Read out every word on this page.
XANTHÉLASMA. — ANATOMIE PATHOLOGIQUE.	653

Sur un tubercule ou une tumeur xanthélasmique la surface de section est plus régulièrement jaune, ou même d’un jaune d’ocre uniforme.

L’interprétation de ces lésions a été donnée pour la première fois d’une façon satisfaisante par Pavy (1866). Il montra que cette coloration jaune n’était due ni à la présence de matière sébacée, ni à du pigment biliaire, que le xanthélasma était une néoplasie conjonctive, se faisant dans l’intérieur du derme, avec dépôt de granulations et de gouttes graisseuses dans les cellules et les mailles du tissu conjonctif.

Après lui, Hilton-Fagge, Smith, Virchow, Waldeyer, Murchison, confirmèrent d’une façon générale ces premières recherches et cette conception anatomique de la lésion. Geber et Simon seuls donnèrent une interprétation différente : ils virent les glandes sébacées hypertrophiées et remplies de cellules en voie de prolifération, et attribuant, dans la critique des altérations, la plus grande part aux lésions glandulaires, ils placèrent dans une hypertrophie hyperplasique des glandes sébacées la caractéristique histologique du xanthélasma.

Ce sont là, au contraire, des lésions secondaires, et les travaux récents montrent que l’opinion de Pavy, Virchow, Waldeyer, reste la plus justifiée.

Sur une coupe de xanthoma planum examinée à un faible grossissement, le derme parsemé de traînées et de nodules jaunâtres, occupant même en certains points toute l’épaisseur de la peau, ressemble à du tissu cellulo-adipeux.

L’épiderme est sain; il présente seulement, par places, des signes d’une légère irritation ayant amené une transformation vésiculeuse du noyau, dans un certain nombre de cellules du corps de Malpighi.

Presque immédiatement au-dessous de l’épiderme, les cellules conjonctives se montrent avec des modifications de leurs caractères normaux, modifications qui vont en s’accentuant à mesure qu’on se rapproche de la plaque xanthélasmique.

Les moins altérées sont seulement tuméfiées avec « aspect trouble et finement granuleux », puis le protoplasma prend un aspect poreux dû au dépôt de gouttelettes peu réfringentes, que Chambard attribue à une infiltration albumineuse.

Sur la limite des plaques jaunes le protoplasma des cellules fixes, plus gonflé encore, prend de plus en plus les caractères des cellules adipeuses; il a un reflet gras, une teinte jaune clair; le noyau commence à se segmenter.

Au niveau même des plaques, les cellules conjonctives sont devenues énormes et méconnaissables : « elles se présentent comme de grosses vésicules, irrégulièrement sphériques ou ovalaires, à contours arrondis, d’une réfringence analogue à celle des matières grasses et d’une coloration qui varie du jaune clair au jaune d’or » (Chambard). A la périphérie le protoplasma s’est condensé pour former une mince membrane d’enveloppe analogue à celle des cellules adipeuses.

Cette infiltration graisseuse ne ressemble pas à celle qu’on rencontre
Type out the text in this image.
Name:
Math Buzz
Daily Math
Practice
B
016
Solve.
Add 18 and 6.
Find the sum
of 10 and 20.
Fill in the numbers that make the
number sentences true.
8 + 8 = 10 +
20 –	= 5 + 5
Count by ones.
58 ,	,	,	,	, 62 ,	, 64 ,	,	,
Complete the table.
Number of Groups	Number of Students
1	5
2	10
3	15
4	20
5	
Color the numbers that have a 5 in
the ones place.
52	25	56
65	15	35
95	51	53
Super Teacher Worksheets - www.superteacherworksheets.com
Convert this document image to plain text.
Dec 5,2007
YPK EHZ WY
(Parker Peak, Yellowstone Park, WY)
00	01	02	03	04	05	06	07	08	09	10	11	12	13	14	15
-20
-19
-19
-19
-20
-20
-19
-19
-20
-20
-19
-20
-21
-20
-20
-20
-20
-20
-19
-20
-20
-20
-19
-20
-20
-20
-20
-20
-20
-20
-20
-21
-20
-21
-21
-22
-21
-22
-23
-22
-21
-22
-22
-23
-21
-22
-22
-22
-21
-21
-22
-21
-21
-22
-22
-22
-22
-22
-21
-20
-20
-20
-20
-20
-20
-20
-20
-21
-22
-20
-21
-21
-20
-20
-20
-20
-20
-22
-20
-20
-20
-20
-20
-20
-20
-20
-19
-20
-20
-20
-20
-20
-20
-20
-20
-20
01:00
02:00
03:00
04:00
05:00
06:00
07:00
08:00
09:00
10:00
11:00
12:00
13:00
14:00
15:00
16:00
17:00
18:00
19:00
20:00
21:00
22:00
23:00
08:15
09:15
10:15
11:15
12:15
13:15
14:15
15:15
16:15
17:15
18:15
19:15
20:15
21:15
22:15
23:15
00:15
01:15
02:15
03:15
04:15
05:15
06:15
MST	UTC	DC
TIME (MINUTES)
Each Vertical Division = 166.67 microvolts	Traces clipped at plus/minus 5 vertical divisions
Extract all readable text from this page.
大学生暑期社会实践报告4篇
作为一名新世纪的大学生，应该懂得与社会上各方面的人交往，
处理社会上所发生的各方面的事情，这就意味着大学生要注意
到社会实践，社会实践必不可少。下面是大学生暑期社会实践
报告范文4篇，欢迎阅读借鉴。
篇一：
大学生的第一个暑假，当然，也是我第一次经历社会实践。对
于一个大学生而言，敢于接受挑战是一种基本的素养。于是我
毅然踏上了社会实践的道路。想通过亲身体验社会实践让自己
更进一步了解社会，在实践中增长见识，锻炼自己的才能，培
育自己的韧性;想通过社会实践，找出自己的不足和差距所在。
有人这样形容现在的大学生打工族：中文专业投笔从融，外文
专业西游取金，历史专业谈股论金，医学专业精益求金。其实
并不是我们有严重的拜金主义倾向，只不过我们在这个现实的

------------------------

WORK TO DO: Return the listing above word for word.

ANSWER TO THIS EXERCISE:
Read out every word on this page.
XANTHÉLASMA. — ANATOMIE PATHOLOGIQUE.	653

Sur un tubercule ou une tumeur xanthélasmique la surface de section est plus régulièrement jaune, ou même d’un jaune d’ocre uniforme.

L’interprétation de ces lésions a été donnée pour la première fois d’une façon satisfaisante par Pavy (1866). Il montra que cette coloration jaune n’était due ni à la présence de matière sébacée, ni à du pigment biliaire, que le xanthélasma était une néoplasie conjonctive, se faisant dans l’intérieur du derme, avec dépôt de granulations et de gouttes graisseuses dans les cellules et les mailles du tissu conjonctif.

Après lui, Hilton-Fagge, Smith, Virchow, Waldeyer, Murchison, confirmèrent d’une façon générale ces premières recherches et cette conception anatomique de la lésion. Geber et Simon seuls donnèrent une interprétation différente : ils virent les glandes sébacées hypertrophiées et remplies de cellules en voie de prolifération, et attribuant, dans la critique des altérations, la plus grande part aux lésions glandulaires, ils placèrent dans une hypertrophie hyperplasique des glandes sébacées la caractéristique histologique du xanthélasma.

Ce sont là, au contraire, des lésions secondaires, et les travaux récents montrent que l’opinion de Pavy, Virchow, Waldeyer, reste la plus justifiée.

Sur une coupe de xanthoma planum examinée à un faible grossissement, le derme parsemé de traînées et de nodules jaunâtres, occupant même en certains points toute l’épaisseur de la peau, ressemble à du tissu cellulo-adipeux.

L’épiderme est sain; il présente seulement, par places, des signes d’une légère irritation ayant amené une transformation vésiculeuse du noyau, dans un certain nombre de cellules du corps de Malpighi.

Presque immédiatement au-dessous de l’épiderme, les cellules conjonctives se montrent avec des modifications de leurs caractères normaux, modifications qui vont en s’accentuant à mesure qu’on se rapproche de la plaque xanthélasmique.

Les moins altérées sont seulement tuméfiées avec « aspect trouble et finement granuleux », puis le protoplasma prend un aspect poreux dû au dépôt de gouttelettes peu réfringentes, que Chambard attribue à une infiltration albumineuse.

Sur la limite des plaques jaunes le protoplasma des cellules fixes, plus gonflé encore, prend de plus en plus les caractères des cellules adipeuses; il a un reflet gras, une teinte jaune clair; le noyau commence à se segmenter.

Au niveau même des plaques, les cellules conjonctives sont devenues énormes et méconnaissables : « elles se présentent comme de grosses vésicules, irrégulièrement sphériques ou ovalaires, à contours arrondis, d’une réfringence analogue à celle des matières grasses et d’une coloration qui varie du jaune clair au jaune d’or » (Chambard). A la périphérie le protoplasma s’est condensé pour former une mince membrane d’enveloppe analogue à celle des cellules adipeuses.

Cette infiltration graisseuse ne ressemble pas à celle qu’on rencontre
Type out the text in this image.
Name:
Math Buzz
Daily Math
Practice
B
016
Solve.
Add 18 and 6.
Find the sum
of 10 and 20.
Fill in the numbers that make the
number sentences true.
8 + 8 = 10 +
20 –	= 5 + 5
Count by ones.
58 ,	,	,	,	, 62 ,	, 64 ,	,	,
Complete the table.
Number of Groups	Number of Students
1	5
2	10
3	15
4	20
5	
Color the numbers that have a 5 in
the ones place.
52	25	56
65	15	35
95	51	53
Super Teacher Worksheets - www.superteacherworksheets.com
Convert this document image to plain text.
Dec 5,2007
YPK EHZ WY
(Parker Peak, Yellowstone Park, WY)
00	01	02	03	04	05	06	07	08	09	10	11	12	13	14	15
-20
-19
-19
-19
-20
-20
-19
-19
-20
-20
-19
-20
-21
-20
-20
-20
-20
-20
-19
-20
-20
-20
-19
-20
-20
-20
-20
-20
-20
-20
-20
-21
-20
-21
-21
-22
-21
-22
-23
-22
-21
-22
-22
-23
-21
-22
-22
-22
-21
-21
-22
-21
-21
-22
-22
-22
-22
-22
-21
-20
-20
-20
-20
-20
-20
-20
-20
-21
-22
-20
-21
-21
-20
-20
-20
-20
-20
-22
-20
-20
-20
-20
-20
-20
-20
-20
-19
-20
-20
-20
-20
-20
-20
-20
-20
-20
01:00
02:00
03:00
04:00
05:00
06:00
07:00
08:00
09:00
10:00
11:00
12:00
13:00
14:00
15:00
16:00
17:00
18:00
19:00
20:00
21:00
22:00
23:00
08:15
09:15
10:15
11:15
12:15
13:15
14:15
15:15
16:15
17:15
18:15
19:15
20:15
21:15
22:15
23:15
00:15
01:15
02:15
03:15
04:15
05:15
06:15
MST	UTC	DC
TIME (MINUTES)
Each Vertical Division = 166.67 microvolts	Traces clipped at plus/minus 5 vertical divisions
Extract all readable text from this page.
大学生暑期社会实践报告4篇
作为一名新世纪的大学生，应该懂得与社会上各方面的人交往，
处理社会上所发生的各方面的事情，这就意味着大学生要注意
到社会实践，社会实践必不可少。下面是大学生暑期社会实践
报告范文4篇，欢迎阅读借鉴。
篇一：
大学生的第一个暑假，当然，也是我第一次经历社会实践。对
于一个大学生而言，敢于接受挑战是一种基本的素养。于是我
毅然踏上了社会实践的道路。想通过亲身体验社会实践让自己
更进一步了解社会，在实践中增长见识，锻炼自己的才能，培
育自己的韧性;想通过社会实践，找出自己的不足和差距所在。
有人这样形容现在的大学生打工族：中文专业投笔从融，外文
专业西游取金，历史专业谈股论金，医学专业精益求金。其实
并不是我们有严重的拜金主义倾向，只不过我们在这个现实的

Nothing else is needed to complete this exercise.